# GIVEN DATA start

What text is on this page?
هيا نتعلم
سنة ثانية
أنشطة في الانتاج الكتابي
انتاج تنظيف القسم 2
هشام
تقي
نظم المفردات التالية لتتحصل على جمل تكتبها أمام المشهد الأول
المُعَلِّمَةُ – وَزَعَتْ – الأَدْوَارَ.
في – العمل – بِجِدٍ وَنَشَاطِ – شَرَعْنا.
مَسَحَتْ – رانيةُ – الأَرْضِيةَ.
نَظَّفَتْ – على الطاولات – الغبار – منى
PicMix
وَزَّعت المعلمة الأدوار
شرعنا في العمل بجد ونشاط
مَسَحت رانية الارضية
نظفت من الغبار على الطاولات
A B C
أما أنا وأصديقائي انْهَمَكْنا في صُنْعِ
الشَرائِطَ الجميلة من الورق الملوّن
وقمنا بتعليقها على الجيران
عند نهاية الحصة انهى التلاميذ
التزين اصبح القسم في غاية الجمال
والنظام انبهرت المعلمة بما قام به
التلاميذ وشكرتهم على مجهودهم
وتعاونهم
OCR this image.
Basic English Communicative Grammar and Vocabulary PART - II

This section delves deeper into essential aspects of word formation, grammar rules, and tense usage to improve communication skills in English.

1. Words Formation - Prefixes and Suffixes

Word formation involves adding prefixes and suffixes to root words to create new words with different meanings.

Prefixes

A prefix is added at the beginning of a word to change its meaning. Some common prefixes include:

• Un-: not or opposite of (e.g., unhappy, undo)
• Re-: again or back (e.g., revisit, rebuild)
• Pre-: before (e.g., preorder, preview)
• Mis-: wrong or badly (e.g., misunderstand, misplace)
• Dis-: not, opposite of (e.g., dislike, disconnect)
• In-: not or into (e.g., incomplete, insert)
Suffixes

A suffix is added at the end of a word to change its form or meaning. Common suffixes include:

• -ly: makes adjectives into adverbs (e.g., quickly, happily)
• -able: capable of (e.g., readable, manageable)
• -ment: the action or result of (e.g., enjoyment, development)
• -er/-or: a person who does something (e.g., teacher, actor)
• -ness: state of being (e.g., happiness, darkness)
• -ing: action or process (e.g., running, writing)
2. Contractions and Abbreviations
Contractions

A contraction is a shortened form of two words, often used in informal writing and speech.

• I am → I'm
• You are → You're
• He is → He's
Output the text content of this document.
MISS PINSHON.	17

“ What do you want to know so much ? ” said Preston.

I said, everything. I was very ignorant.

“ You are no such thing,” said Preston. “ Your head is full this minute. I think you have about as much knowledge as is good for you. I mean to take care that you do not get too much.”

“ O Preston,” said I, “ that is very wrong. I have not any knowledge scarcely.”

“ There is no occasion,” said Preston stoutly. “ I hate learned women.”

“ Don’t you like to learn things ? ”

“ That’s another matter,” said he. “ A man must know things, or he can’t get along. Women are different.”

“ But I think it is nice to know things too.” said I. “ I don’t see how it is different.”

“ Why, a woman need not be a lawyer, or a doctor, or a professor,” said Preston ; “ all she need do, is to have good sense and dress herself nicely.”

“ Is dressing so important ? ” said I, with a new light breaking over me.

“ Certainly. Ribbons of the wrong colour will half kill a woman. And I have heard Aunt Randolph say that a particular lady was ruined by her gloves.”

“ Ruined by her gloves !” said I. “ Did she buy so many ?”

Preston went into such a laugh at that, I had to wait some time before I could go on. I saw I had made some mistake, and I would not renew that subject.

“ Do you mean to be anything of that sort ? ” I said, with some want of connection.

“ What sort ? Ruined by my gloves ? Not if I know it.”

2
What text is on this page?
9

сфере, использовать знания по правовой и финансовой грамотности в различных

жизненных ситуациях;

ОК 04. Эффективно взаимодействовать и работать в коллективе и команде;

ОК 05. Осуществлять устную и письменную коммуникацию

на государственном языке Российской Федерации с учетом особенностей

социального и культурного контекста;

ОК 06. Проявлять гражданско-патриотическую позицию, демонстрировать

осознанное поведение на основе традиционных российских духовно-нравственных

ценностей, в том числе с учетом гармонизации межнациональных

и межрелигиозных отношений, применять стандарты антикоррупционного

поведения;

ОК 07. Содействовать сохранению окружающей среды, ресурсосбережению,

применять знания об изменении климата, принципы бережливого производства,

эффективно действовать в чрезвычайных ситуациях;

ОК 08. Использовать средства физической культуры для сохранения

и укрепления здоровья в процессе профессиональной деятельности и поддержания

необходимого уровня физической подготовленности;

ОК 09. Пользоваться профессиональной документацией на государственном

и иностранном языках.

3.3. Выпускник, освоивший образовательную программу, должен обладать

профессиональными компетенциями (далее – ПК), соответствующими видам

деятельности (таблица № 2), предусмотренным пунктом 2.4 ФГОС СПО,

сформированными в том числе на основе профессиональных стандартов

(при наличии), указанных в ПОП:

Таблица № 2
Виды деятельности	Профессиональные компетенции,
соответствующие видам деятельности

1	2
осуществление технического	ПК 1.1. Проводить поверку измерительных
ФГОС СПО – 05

# GIVEN DATA end

### BRIEF
In the listing, find every line containing the word "have" and list it.

### ANSWER TO THE TASK
“ You are no such thing,” said Preston. “ Your head is full this minute. I think you have about as much knowledge as is good for you. I mean to take care that you do not get too much.”
“ O Preston,” said I, “ that is very wrong. I have not any knowledge scarcely.”
“ Why, a woman need not be a lawyer, or a doctor, or a professor,” said Preston ; “ all she need do, is to have good sense and dress herself nicely.”
“ Certainly. Ribbons of the wrong colour will half kill a woman. And I have heard Aunt Randolph say that a particular lady was ruined by her gloves.”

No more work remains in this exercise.